| GOAL |
Reply with one number only, the count of lines holding the string "title".

| MATERIALS PROVIDED |
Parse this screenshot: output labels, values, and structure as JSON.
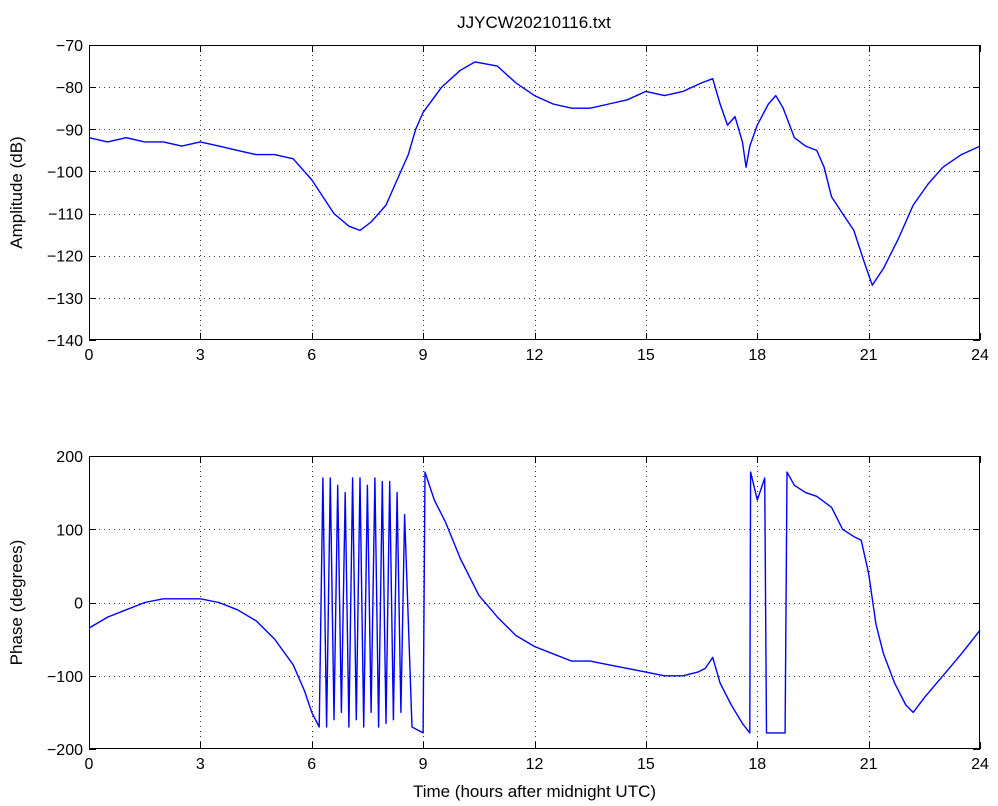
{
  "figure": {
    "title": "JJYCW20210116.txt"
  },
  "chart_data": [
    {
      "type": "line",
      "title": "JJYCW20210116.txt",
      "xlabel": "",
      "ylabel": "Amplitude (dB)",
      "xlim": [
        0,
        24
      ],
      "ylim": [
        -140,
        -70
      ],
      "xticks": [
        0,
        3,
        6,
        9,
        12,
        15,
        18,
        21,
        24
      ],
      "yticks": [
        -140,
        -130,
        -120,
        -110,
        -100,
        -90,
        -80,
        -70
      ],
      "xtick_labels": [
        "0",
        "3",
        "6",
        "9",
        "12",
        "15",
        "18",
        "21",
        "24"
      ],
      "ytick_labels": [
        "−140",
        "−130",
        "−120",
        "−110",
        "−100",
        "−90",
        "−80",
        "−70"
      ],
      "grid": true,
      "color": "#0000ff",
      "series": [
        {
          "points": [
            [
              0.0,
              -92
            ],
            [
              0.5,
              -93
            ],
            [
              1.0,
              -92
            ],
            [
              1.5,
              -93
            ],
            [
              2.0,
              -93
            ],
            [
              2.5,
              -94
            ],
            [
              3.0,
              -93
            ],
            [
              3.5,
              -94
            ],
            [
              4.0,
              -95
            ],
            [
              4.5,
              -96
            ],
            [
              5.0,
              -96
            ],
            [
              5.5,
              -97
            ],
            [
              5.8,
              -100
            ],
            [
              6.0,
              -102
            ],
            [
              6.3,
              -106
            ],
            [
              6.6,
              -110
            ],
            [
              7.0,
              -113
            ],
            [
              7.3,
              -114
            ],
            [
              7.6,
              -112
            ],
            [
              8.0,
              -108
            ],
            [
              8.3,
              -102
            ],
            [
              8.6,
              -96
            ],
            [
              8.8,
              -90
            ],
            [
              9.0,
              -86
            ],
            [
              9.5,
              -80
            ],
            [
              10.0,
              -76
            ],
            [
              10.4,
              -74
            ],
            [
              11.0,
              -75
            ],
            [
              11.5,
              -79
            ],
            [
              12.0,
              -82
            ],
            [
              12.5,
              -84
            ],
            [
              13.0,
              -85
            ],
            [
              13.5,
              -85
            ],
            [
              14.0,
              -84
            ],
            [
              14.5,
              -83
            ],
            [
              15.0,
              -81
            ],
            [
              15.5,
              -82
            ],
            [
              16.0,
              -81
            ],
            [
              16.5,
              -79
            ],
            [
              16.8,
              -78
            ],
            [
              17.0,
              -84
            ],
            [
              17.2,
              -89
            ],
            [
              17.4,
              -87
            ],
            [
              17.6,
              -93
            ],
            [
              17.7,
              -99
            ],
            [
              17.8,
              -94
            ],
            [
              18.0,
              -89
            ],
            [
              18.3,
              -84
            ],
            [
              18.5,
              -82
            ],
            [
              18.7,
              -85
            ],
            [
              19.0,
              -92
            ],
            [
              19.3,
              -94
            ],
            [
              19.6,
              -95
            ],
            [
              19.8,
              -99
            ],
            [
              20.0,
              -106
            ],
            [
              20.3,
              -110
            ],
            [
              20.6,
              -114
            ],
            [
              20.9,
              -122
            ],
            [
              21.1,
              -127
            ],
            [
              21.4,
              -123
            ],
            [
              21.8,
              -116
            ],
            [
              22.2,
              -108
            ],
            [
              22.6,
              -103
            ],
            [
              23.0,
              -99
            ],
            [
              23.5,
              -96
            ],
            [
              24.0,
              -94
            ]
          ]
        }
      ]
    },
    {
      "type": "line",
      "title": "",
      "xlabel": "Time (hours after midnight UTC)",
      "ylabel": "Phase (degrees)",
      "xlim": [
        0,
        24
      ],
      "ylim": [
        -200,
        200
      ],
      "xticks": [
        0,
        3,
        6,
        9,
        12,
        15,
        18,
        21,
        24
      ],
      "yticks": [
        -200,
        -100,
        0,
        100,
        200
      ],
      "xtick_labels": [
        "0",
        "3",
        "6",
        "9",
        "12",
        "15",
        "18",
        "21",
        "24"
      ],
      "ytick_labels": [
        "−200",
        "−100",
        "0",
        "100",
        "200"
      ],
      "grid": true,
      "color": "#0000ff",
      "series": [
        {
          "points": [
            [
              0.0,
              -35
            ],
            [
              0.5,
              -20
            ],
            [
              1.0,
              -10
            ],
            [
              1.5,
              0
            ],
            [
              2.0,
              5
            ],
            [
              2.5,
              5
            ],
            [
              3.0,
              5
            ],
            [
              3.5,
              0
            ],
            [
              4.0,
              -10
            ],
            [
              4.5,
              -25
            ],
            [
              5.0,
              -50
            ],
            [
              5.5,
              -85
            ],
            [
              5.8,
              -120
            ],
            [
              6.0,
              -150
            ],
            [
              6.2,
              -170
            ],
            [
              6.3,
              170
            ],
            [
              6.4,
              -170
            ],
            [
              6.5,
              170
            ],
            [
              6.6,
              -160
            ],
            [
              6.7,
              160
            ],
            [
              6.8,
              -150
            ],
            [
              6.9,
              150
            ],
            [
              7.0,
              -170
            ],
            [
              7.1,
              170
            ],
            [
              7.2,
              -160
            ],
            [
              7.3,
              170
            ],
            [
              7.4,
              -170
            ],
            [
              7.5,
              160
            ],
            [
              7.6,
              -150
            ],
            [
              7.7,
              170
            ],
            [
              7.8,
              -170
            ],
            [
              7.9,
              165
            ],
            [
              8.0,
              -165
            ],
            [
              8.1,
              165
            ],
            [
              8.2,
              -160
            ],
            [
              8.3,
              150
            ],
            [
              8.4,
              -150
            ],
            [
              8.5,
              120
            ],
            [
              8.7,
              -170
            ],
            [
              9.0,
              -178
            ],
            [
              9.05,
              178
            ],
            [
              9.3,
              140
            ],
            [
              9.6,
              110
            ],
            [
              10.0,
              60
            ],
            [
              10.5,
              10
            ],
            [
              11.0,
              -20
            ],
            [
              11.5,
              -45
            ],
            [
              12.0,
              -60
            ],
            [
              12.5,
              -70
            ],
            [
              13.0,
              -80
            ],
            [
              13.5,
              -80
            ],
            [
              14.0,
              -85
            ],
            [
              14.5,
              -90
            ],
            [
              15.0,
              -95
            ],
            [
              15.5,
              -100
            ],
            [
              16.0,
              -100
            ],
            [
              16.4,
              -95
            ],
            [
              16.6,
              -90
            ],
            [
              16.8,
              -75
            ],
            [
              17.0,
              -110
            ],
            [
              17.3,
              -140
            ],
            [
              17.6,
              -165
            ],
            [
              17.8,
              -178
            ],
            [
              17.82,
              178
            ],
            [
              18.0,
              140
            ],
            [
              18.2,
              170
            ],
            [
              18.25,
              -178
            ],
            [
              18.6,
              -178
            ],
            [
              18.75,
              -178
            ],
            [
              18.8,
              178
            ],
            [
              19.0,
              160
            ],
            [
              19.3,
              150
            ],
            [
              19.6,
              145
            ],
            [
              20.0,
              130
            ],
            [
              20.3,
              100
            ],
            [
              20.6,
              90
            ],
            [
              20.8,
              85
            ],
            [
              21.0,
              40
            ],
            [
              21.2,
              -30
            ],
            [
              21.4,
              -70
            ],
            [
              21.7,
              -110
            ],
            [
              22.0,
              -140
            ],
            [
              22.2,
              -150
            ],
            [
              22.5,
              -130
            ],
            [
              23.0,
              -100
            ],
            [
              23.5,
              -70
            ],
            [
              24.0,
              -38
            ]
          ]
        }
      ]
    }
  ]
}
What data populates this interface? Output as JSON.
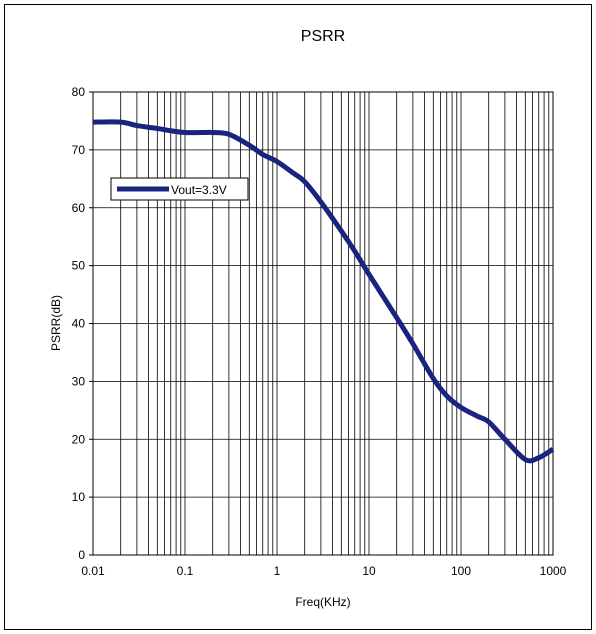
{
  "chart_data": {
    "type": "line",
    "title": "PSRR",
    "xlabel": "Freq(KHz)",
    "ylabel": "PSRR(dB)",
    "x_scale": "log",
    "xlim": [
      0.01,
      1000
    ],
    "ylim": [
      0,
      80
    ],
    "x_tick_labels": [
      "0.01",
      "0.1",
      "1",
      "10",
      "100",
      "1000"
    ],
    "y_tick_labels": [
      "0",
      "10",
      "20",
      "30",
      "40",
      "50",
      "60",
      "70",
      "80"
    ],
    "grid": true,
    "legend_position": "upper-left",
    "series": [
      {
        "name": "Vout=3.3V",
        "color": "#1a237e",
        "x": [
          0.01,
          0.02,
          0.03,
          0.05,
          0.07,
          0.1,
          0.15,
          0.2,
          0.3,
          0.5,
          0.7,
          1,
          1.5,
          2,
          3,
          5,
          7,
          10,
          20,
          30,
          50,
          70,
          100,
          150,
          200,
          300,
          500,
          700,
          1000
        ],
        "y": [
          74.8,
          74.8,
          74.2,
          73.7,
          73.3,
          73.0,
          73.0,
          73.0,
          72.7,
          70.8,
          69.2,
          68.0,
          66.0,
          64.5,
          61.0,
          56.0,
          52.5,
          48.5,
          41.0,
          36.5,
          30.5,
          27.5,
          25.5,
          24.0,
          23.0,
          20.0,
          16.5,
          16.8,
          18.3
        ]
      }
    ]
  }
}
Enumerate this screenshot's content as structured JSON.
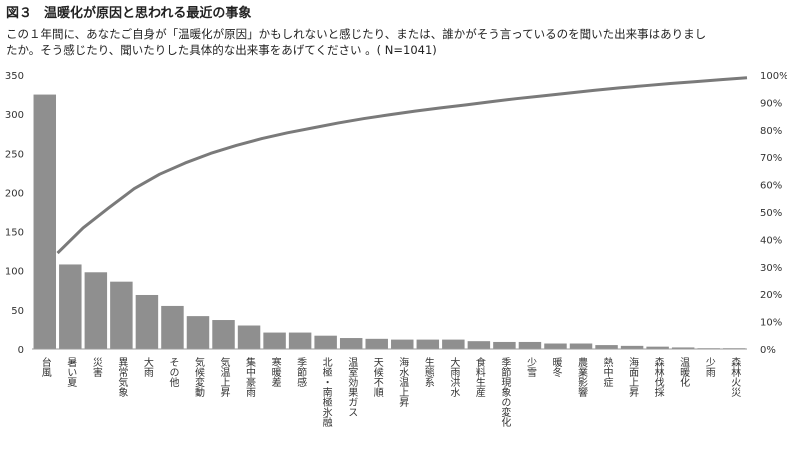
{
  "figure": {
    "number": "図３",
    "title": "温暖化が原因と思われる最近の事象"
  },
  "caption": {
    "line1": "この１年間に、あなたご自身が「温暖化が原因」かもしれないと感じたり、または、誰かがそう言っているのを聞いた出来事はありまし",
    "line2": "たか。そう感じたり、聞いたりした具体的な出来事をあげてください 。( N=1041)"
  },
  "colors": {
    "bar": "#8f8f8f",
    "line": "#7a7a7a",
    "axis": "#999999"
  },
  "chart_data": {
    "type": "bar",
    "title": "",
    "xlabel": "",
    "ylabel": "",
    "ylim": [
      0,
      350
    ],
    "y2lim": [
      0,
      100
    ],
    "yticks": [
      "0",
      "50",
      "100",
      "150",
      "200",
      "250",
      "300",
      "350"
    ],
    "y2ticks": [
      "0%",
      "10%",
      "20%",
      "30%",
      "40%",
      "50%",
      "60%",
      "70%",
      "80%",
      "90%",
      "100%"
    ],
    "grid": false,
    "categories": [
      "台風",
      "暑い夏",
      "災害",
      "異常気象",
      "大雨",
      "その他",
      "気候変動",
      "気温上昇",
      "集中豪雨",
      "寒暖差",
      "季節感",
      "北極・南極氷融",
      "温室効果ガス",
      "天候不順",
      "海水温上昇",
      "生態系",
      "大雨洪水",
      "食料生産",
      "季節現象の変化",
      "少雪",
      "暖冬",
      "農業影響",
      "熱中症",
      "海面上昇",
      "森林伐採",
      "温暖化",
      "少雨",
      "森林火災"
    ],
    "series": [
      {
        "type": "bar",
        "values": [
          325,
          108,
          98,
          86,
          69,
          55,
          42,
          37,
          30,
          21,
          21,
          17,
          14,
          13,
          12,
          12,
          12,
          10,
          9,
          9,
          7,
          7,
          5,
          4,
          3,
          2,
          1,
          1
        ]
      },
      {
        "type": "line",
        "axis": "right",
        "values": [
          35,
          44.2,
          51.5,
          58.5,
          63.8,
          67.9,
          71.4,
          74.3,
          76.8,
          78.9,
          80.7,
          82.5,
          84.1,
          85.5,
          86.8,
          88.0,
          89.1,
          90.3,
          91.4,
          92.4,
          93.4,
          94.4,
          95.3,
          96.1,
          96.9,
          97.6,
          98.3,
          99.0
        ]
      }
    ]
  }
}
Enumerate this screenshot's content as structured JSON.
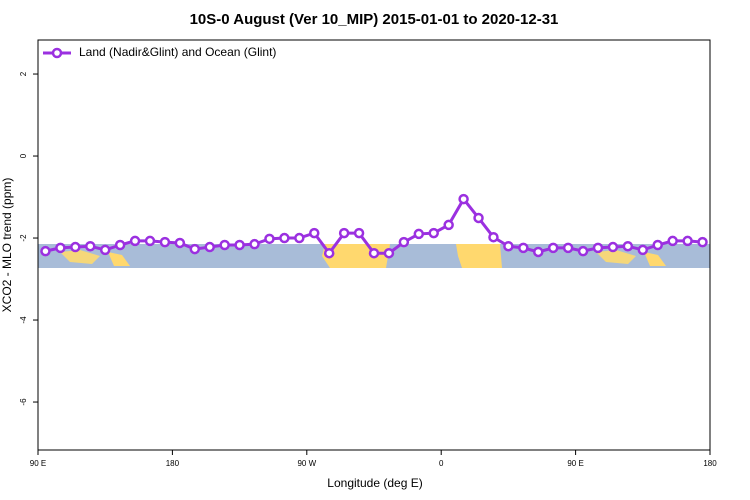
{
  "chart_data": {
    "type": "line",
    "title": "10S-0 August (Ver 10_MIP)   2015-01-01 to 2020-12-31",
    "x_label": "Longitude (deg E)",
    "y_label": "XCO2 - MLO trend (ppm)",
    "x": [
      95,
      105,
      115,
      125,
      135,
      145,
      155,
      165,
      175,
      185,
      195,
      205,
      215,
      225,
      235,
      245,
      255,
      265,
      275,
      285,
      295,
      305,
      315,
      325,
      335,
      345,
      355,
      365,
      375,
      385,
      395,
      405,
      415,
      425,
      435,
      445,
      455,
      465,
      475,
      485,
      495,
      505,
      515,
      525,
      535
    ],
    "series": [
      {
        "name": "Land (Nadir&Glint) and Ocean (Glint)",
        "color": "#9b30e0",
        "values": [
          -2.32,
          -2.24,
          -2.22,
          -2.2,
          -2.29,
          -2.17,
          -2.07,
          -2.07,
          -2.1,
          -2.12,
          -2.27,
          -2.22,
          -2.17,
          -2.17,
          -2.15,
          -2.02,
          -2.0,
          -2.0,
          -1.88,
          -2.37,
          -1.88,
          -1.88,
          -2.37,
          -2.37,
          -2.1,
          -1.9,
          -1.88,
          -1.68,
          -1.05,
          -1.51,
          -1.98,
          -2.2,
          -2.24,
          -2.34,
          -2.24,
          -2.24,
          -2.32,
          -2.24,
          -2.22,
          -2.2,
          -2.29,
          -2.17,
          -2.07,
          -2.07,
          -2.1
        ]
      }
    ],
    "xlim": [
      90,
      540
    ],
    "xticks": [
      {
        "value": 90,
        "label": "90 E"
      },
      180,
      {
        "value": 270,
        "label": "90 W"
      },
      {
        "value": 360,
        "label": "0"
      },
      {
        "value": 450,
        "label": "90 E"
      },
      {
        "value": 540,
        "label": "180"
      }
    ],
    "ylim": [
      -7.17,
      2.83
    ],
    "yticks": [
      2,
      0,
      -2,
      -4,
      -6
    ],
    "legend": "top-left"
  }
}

| SOLUTION |
7